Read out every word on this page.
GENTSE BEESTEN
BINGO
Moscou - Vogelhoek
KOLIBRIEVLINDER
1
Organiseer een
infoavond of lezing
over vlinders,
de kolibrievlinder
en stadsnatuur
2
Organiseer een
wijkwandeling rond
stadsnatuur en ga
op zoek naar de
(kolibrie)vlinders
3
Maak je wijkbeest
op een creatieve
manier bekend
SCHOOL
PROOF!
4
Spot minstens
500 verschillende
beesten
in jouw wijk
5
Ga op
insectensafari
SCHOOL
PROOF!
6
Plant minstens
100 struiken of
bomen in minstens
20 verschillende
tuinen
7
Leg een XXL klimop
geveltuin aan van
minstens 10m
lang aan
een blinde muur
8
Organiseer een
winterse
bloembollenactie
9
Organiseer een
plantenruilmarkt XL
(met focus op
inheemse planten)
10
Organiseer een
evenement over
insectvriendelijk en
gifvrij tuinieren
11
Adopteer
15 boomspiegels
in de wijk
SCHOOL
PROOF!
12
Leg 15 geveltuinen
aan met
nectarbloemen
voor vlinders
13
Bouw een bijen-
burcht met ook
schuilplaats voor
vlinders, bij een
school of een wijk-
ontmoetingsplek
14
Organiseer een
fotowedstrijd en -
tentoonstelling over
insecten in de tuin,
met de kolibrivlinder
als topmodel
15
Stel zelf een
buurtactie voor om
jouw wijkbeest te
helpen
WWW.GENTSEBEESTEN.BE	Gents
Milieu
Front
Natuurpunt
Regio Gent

Task to carry out:
Output the entries exactly.

Answer to the task:
Read out every word on this page.
GENTSE BEESTEN
BINGO
Moscou - Vogelhoek
KOLIBRIEVLINDER
1
Organiseer een
infoavond of lezing
over vlinders,
de kolibrievlinder
en stadsnatuur
2
Organiseer een
wijkwandeling rond
stadsnatuur en ga
op zoek naar de
(kolibrie)vlinders
3
Maak je wijkbeest
op een creatieve
manier bekend
SCHOOL
PROOF!
4
Spot minstens
500 verschillende
beesten
in jouw wijk
5
Ga op
insectensafari
SCHOOL
PROOF!
6
Plant minstens
100 struiken of
bomen in minstens
20 verschillende
tuinen
7
Leg een XXL klimop
geveltuin aan van
minstens 10m
lang aan
een blinde muur
8
Organiseer een
winterse
bloembollenactie
9
Organiseer een
plantenruilmarkt XL
(met focus op
inheemse planten)
10
Organiseer een
evenement over
insectvriendelijk en
gifvrij tuinieren
11
Adopteer
15 boomspiegels
in de wijk
SCHOOL
PROOF!
12
Leg 15 geveltuinen
aan met
nectarbloemen
voor vlinders
13
Bouw een bijen-
burcht met ook
schuilplaats voor
vlinders, bij een
school of een wijk-
ontmoetingsplek
14
Organiseer een
fotowedstrijd en -
tentoonstelling over
insecten in de tuin,
met de kolibrivlinder
als topmodel
15
Stel zelf een
buurtactie voor om
jouw wijkbeest te
helpen
WWW.GENTSEBEESTEN.BE	Gents
Milieu
Front
Natuurpunt
Regio Gent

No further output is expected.